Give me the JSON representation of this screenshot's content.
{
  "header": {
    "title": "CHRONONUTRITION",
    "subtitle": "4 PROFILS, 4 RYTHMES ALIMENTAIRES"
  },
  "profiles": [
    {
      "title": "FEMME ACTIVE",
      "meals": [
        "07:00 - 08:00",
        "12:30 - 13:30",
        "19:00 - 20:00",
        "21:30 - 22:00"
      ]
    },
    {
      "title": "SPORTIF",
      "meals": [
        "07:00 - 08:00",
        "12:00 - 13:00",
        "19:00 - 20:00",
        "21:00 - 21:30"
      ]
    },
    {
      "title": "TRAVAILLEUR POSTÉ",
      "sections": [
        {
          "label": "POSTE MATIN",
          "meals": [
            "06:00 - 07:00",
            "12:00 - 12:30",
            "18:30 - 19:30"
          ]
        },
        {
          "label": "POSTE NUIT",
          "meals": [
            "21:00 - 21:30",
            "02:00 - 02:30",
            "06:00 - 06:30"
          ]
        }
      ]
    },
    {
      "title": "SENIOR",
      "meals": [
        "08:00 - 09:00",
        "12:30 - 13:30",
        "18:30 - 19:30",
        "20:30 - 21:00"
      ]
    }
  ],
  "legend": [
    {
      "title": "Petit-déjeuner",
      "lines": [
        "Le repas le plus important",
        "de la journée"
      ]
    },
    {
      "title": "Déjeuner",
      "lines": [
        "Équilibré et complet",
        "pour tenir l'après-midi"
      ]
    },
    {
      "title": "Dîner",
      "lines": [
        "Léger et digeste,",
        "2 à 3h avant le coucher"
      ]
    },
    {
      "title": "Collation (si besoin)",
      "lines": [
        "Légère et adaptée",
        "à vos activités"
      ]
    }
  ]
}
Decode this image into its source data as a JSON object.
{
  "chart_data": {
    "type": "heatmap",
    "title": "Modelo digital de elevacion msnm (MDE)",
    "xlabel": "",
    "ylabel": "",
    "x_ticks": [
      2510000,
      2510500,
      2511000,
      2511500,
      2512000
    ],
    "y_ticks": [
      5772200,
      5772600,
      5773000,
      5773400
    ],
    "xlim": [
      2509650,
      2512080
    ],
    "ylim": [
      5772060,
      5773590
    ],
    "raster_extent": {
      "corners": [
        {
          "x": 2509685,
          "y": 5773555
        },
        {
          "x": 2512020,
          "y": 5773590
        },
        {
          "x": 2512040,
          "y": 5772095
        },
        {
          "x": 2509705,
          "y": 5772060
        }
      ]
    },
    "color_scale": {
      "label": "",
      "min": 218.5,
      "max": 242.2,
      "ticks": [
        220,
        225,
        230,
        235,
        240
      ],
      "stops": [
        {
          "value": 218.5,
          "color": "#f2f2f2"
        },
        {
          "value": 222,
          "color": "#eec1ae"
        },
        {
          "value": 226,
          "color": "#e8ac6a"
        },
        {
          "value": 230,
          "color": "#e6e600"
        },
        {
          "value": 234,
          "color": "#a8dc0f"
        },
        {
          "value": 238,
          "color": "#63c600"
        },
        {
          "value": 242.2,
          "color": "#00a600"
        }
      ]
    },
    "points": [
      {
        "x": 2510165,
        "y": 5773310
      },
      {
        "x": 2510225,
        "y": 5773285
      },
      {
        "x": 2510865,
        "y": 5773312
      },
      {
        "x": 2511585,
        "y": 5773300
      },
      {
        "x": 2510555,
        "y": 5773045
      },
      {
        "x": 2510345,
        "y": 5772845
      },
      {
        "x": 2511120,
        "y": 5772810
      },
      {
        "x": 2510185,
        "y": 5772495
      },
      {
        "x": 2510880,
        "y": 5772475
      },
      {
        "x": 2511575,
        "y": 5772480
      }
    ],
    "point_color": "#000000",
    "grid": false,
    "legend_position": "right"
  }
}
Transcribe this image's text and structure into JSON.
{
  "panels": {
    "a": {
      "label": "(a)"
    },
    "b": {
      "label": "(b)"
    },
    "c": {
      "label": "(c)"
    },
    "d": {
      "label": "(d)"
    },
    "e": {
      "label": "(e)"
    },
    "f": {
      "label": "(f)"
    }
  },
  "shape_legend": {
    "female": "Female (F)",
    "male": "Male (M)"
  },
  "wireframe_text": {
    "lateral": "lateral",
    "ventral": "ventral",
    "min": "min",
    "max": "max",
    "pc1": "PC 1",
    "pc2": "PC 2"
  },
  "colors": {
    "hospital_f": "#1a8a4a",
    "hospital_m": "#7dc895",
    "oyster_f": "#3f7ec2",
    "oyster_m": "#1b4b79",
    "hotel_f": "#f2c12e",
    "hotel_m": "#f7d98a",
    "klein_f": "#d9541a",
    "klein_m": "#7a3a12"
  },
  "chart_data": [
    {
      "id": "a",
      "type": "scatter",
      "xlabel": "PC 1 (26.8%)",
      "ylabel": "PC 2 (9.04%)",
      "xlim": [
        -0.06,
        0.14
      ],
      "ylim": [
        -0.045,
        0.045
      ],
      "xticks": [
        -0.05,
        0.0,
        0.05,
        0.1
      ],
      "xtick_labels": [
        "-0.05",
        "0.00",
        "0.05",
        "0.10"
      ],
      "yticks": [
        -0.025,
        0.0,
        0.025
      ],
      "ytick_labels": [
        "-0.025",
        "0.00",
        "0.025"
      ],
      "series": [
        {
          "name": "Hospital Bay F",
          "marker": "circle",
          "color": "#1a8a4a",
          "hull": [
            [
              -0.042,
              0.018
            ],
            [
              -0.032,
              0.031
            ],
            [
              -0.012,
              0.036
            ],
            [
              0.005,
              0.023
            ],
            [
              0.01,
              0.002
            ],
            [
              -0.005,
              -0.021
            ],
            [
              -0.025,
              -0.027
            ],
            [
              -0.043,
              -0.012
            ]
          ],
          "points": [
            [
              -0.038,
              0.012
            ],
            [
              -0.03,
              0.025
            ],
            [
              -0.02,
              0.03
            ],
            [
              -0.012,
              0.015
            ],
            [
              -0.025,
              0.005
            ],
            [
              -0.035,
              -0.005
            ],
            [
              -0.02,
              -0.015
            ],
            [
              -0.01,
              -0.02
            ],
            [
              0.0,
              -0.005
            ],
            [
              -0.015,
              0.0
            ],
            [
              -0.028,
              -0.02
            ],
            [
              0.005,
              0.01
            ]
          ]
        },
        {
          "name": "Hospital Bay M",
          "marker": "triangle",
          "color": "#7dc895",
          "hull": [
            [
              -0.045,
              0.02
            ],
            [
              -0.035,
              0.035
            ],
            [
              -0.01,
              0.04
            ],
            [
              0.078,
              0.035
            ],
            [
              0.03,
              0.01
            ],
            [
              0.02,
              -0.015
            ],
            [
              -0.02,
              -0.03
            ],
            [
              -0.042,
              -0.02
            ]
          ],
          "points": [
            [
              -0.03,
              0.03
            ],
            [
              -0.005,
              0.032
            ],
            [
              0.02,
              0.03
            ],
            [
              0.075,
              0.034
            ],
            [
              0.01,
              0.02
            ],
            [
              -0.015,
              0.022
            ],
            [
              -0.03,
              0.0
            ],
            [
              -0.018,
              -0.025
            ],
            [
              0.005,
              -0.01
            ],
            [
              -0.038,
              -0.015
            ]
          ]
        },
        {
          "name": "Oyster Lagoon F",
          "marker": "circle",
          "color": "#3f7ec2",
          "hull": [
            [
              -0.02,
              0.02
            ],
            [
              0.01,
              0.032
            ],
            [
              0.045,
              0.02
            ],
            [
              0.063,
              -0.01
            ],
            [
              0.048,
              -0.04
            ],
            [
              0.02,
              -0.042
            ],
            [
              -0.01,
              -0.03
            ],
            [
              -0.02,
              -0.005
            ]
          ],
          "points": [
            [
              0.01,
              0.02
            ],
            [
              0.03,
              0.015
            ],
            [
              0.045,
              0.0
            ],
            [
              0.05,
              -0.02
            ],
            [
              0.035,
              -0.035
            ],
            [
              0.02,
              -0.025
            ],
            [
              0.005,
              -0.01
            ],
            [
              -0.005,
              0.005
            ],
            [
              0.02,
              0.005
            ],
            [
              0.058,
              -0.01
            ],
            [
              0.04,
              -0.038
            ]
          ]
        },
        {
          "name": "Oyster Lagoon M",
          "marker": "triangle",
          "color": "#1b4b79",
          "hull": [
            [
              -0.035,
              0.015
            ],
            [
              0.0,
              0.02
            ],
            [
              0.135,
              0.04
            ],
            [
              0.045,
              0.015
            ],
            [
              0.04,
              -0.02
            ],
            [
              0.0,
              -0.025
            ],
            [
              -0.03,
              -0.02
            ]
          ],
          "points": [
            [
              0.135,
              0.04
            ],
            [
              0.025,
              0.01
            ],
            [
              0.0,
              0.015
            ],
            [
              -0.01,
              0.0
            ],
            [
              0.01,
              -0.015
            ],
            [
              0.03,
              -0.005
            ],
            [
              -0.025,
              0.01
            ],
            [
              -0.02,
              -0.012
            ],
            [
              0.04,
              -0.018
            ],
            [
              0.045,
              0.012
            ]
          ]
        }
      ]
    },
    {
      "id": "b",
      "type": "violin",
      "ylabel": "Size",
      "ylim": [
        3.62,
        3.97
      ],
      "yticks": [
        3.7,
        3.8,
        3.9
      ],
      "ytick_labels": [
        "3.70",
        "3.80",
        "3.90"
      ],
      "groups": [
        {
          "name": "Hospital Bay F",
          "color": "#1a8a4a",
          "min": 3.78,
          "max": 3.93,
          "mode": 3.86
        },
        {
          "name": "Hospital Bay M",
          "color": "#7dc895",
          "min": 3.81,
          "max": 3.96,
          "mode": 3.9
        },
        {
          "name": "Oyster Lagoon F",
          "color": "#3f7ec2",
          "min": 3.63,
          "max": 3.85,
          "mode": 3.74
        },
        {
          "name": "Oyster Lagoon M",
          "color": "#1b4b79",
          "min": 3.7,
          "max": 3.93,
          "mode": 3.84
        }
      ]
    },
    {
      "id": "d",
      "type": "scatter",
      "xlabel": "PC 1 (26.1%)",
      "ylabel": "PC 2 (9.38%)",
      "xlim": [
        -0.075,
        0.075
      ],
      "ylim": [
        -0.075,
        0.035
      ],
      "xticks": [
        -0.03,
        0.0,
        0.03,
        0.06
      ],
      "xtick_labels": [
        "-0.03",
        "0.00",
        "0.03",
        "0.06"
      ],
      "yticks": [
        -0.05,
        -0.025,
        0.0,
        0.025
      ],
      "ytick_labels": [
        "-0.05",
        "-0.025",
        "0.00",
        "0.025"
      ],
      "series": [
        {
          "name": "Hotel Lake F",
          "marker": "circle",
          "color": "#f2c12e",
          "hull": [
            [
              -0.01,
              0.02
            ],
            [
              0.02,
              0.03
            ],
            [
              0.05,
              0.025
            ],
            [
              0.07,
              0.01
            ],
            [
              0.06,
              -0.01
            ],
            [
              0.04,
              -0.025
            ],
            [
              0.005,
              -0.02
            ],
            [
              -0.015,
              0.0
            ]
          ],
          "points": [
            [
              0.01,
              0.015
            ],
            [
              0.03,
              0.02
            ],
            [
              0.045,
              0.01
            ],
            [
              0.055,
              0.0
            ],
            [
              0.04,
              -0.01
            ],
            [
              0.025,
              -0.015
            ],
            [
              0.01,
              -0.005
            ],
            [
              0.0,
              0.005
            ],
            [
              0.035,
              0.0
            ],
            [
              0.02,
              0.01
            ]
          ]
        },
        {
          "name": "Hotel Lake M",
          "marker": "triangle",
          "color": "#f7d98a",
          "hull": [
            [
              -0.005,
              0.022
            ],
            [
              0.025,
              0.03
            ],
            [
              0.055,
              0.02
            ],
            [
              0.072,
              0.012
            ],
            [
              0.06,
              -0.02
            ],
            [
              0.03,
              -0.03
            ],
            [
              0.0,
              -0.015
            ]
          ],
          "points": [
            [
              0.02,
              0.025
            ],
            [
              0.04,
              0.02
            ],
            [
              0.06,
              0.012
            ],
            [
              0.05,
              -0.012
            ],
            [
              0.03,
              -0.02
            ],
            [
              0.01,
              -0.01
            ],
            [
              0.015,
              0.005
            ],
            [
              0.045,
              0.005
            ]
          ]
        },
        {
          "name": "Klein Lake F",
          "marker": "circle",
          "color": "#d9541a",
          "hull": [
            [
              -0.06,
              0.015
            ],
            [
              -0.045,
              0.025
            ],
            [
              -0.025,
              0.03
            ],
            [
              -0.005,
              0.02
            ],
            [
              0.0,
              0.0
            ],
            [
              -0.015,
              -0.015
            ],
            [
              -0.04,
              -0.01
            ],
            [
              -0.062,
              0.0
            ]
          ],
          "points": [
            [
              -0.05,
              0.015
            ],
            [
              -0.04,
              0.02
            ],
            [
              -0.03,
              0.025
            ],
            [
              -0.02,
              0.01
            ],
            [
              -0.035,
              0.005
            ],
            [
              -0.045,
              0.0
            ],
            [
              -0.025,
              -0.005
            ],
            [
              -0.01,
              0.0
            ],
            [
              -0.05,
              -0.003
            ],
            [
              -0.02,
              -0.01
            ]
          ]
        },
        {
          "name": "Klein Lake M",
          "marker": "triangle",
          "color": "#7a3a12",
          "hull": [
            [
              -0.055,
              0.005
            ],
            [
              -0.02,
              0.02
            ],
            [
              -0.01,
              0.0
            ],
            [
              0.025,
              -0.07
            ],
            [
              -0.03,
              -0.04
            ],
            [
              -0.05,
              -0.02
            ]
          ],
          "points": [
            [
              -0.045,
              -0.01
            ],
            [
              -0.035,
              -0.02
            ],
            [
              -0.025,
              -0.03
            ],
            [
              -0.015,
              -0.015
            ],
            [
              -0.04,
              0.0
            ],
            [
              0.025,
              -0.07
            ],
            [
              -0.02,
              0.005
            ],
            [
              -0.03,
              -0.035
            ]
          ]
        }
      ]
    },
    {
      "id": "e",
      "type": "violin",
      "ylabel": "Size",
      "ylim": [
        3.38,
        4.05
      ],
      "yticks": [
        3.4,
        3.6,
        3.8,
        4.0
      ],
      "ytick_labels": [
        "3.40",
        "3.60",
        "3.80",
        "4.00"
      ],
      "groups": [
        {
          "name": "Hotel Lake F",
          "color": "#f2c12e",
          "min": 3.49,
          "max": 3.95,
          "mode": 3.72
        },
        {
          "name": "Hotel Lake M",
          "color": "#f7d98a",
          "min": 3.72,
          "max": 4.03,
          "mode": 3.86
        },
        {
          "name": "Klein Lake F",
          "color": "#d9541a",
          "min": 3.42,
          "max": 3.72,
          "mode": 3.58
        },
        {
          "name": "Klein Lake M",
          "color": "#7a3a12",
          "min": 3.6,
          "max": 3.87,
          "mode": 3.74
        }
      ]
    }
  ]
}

### EXERCISE DIRECTIONS
Look for lines containing the string "ylabel" and copy them all.

### SOLUTION FOR THIS PROBLEM
    "ylabel": "",
      "ylabel": "PC 2 (9.04%)",
      "ylabel": "Size",
      "ylabel": "PC 2 (9.38%)",
      "ylabel": "Size",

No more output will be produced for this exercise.